- _RECORDS FOR PROCESSING_
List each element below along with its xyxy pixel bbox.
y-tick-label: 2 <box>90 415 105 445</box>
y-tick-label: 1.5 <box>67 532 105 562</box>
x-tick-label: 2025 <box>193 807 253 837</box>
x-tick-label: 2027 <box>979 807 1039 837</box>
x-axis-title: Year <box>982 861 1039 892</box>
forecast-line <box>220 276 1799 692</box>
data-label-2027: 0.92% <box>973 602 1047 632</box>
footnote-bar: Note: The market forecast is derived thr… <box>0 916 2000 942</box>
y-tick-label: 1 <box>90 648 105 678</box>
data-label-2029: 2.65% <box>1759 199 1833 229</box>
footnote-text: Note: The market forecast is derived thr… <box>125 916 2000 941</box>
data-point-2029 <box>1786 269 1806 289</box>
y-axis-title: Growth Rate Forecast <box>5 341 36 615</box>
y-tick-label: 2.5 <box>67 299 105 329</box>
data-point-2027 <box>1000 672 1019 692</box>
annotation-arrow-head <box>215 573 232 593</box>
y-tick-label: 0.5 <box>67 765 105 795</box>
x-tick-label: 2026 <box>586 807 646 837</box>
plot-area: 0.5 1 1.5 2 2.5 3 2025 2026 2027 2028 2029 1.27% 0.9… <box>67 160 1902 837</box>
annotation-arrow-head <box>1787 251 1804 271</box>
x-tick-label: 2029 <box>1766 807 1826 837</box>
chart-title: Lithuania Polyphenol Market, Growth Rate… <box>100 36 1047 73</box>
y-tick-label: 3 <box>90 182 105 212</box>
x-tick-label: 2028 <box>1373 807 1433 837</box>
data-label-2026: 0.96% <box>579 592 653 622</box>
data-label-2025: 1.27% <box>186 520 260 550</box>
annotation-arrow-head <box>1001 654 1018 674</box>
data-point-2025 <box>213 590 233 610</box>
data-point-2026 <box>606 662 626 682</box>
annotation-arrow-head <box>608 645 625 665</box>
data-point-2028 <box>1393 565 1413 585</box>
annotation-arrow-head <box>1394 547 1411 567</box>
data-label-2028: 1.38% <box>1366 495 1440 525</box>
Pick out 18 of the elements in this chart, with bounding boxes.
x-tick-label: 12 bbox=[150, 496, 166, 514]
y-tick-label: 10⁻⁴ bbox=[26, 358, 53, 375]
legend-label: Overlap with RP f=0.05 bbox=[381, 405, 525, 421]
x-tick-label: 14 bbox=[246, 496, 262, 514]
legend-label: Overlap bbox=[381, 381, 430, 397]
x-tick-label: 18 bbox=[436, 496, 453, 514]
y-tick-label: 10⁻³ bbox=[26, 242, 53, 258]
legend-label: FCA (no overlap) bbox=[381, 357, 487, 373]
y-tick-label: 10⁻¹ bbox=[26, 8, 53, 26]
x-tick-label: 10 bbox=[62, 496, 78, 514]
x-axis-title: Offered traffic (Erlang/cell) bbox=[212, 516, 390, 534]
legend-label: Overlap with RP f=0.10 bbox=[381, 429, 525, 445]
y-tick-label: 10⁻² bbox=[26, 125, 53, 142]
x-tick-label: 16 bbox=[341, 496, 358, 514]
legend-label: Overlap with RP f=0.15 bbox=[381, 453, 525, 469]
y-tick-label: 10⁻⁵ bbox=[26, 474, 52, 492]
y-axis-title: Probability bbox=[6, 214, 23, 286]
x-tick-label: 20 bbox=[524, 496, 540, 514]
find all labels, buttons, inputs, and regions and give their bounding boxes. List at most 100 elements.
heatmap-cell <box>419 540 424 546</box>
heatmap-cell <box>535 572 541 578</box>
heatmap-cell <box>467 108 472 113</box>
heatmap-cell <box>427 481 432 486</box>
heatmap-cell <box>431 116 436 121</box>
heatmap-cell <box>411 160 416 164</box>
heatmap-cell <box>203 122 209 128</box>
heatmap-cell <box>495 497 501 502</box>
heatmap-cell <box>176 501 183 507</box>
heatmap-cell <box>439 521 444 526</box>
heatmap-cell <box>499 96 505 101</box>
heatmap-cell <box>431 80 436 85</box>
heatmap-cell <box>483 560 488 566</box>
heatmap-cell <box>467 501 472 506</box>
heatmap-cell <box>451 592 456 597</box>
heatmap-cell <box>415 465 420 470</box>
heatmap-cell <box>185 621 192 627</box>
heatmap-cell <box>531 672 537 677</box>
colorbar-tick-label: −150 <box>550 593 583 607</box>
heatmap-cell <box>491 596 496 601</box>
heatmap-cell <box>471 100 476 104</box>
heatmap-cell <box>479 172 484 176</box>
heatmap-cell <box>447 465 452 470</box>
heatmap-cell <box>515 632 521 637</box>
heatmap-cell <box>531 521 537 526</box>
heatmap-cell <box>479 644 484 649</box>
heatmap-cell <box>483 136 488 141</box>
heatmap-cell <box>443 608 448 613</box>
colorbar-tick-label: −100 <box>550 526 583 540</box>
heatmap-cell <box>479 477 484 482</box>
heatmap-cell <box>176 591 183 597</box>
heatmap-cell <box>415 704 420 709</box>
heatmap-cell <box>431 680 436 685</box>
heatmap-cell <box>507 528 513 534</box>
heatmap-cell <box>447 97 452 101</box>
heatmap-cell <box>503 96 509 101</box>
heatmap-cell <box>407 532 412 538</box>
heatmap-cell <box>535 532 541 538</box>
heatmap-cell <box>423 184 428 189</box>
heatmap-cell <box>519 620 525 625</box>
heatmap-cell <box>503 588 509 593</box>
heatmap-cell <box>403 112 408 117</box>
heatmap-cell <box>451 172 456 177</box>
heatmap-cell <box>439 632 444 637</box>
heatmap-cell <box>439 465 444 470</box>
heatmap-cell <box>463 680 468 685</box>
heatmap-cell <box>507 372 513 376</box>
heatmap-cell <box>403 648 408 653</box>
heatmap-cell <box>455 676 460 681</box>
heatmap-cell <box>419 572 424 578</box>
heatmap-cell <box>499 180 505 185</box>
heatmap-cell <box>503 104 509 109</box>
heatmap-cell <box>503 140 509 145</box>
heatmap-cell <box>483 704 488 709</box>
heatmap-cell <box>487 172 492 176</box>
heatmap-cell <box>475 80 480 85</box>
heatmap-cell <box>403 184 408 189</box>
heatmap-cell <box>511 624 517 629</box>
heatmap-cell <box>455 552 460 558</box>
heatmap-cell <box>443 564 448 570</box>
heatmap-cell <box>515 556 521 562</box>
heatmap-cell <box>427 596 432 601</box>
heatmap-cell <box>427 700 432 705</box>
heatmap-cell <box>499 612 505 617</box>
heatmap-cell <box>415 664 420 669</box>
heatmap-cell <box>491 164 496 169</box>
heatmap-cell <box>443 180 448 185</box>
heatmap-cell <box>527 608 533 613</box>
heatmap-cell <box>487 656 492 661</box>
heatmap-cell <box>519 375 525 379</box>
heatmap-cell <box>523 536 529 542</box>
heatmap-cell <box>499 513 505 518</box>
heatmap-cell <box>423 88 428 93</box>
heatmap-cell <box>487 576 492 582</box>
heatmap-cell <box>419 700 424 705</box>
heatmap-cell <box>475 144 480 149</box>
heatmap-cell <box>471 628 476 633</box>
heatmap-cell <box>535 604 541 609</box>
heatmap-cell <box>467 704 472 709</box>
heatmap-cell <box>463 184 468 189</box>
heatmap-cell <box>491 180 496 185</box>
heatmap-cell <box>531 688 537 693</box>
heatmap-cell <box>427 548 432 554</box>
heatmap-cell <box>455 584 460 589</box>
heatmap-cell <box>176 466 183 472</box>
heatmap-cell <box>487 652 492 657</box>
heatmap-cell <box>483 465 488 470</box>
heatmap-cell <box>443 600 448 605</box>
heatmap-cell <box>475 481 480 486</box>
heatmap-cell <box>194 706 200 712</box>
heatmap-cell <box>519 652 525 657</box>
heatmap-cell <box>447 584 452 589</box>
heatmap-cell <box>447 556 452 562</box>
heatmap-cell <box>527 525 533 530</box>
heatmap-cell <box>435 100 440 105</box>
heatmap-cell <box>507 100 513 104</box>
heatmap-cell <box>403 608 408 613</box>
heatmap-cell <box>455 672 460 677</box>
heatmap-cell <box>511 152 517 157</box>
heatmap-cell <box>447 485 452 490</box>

- _GIVEN TASK_
Find each line in the records that contains the string "annotation" and copy those lines. Upper and lower case must match.

- _RESPONSE_
annotation-arrow-head <box>215 573 232 593</box>
annotation-arrow-head <box>1787 251 1804 271</box>
annotation-arrow-head <box>1001 654 1018 674</box>
annotation-arrow-head <box>608 645 625 665</box>
annotation-arrow-head <box>1394 547 1411 567</box>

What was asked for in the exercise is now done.